▸ Work required: Retype the full listing without altering anything.

▸ Record excerpts:
################
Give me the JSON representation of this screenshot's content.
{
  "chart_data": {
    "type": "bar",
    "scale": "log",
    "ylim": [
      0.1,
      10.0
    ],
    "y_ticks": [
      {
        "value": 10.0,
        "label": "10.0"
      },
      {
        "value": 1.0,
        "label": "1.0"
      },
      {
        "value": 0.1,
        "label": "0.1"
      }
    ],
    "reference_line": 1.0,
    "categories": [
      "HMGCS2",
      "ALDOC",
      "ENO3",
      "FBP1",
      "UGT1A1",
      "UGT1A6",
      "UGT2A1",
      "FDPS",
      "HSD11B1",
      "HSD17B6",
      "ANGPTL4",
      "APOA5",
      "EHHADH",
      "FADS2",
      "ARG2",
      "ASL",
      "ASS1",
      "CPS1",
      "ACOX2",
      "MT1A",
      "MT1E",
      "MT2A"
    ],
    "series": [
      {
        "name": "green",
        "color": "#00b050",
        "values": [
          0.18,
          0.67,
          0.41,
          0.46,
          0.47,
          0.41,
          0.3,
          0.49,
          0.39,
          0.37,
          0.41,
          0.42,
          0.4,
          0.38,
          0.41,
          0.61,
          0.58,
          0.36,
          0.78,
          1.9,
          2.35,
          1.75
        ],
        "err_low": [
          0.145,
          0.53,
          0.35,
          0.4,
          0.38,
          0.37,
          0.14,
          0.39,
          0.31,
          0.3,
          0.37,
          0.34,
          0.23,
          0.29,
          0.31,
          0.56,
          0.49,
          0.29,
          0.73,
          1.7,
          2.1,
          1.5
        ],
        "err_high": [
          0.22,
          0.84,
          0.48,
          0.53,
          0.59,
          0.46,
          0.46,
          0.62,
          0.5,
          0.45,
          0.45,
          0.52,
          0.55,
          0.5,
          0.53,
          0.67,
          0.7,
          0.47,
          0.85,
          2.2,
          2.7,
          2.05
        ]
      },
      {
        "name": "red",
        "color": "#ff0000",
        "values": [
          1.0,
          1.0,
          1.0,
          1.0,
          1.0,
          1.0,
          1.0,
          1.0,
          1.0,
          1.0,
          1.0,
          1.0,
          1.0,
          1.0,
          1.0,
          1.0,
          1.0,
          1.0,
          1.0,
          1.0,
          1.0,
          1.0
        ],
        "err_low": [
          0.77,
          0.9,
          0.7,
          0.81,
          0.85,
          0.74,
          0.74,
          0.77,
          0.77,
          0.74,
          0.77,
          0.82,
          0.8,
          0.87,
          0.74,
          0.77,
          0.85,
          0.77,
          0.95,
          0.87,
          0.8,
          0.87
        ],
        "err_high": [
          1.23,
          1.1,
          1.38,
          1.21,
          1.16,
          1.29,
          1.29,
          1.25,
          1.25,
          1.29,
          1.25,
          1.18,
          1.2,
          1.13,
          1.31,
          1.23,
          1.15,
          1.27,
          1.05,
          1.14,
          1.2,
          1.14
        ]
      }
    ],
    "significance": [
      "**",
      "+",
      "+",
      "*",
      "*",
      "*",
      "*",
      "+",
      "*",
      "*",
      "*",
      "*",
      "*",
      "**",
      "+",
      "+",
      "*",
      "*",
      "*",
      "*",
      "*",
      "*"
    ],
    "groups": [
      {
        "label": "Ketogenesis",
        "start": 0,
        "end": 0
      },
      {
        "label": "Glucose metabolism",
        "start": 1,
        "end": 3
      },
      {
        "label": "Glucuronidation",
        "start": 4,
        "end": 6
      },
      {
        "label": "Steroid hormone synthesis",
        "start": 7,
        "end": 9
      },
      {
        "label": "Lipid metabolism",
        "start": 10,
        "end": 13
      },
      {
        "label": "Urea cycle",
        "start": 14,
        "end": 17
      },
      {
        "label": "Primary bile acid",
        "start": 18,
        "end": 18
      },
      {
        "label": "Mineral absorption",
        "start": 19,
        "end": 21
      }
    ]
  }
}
################
▸ Written answer:
Give me the JSON representation of this screenshot's content.
{
  "chart_data": {
    "type": "bar",
    "scale": "log",
    "ylim": [
      0.1,
      10.0
    ],
    "y_ticks": [
      {
        "value": 10.0,
        "label": "10.0"
      },
      {
        "value": 1.0,
        "label": "1.0"
      },
      {
        "value": 0.1,
        "label": "0.1"
      }
    ],
    "reference_line": 1.0,
    "categories": [
      "HMGCS2",
      "ALDOC",
      "ENO3",
      "FBP1",
      "UGT1A1",
      "UGT1A6",
      "UGT2A1",
      "FDPS",
      "HSD11B1",
      "HSD17B6",
      "ANGPTL4",
      "APOA5",
      "EHHADH",
      "FADS2",
      "ARG2",
      "ASL",
      "ASS1",
      "CPS1",
      "ACOX2",
      "MT1A",
      "MT1E",
      "MT2A"
    ],
    "series": [
      {
        "name": "green",
        "color": "#00b050",
        "values": [
          0.18,
          0.67,
          0.41,
          0.46,
          0.47,
          0.41,
          0.3,
          0.49,
          0.39,
          0.37,
          0.41,
          0.42,
          0.4,
          0.38,
          0.41,
          0.61,
          0.58,
          0.36,
          0.78,
          1.9,
          2.35,
          1.75
        ],
        "err_low": [
          0.145,
          0.53,
          0.35,
          0.4,
          0.38,
          0.37,
          0.14,
          0.39,
          0.31,
          0.3,
          0.37,
          0.34,
          0.23,
          0.29,
          0.31,
          0.56,
          0.49,
          0.29,
          0.73,
          1.7,
          2.1,
          1.5
        ],
        "err_high": [
          0.22,
          0.84,
          0.48,
          0.53,
          0.59,
          0.46,
          0.46,
          0.62,
          0.5,
          0.45,
          0.45,
          0.52,
          0.55,
          0.5,
          0.53,
          0.67,
          0.7,
          0.47,
          0.85,
          2.2,
          2.7,
          2.05
        ]
      },
      {
        "name": "red",
        "color": "#ff0000",
        "values": [
          1.0,
          1.0,
          1.0,
          1.0,
          1.0,
          1.0,
          1.0,
          1.0,
          1.0,
          1.0,
          1.0,
          1.0,
          1.0,
          1.0,
          1.0,
          1.0,
          1.0,
          1.0,
          1.0,
          1.0,
          1.0,
          1.0
        ],
        "err_low": [
          0.77,
          0.9,
          0.7,
          0.81,
          0.85,
          0.74,
          0.74,
          0.77,
          0.77,
          0.74,
          0.77,
          0.82,
          0.8,
          0.87,
          0.74,
          0.77,
          0.85,
          0.77,
          0.95,
          0.87,
          0.8,
          0.87
        ],
        "err_high": [
          1.23,
          1.1,
          1.38,
          1.21,
          1.16,
          1.29,
          1.29,
          1.25,
          1.25,
          1.29,
          1.25,
          1.18,
          1.2,
          1.13,
          1.31,
          1.23,
          1.15,
          1.27,
          1.05,
          1.14,
          1.2,
          1.14
        ]
      }
    ],
    "significance": [
      "**",
      "+",
      "+",
      "*",
      "*",
      "*",
      "*",
      "+",
      "*",
      "*",
      "*",
      "*",
      "*",
      "**",
      "+",
      "+",
      "*",
      "*",
      "*",
      "*",
      "*",
      "*"
    ],
    "groups": [
      {
        "label": "Ketogenesis",
        "start": 0,
        "end": 0
      },
      {
        "label": "Glucose metabolism",
        "start": 1,
        "end": 3
      },
      {
        "label": "Glucuronidation",
        "start": 4,
        "end": 6
      },
      {
        "label": "Steroid hormone synthesis",
        "start": 7,
        "end": 9
      },
      {
        "label": "Lipid metabolism",
        "start": 10,
        "end": 13
      },
      {
        "label": "Urea cycle",
        "start": 14,
        "end": 17
      },
      {
        "label": "Primary bile acid",
        "start": 18,
        "end": 18
      },
      {
        "label": "Mineral absorption",
        "start": 19,
        "end": 21
      }
    ]
  }
}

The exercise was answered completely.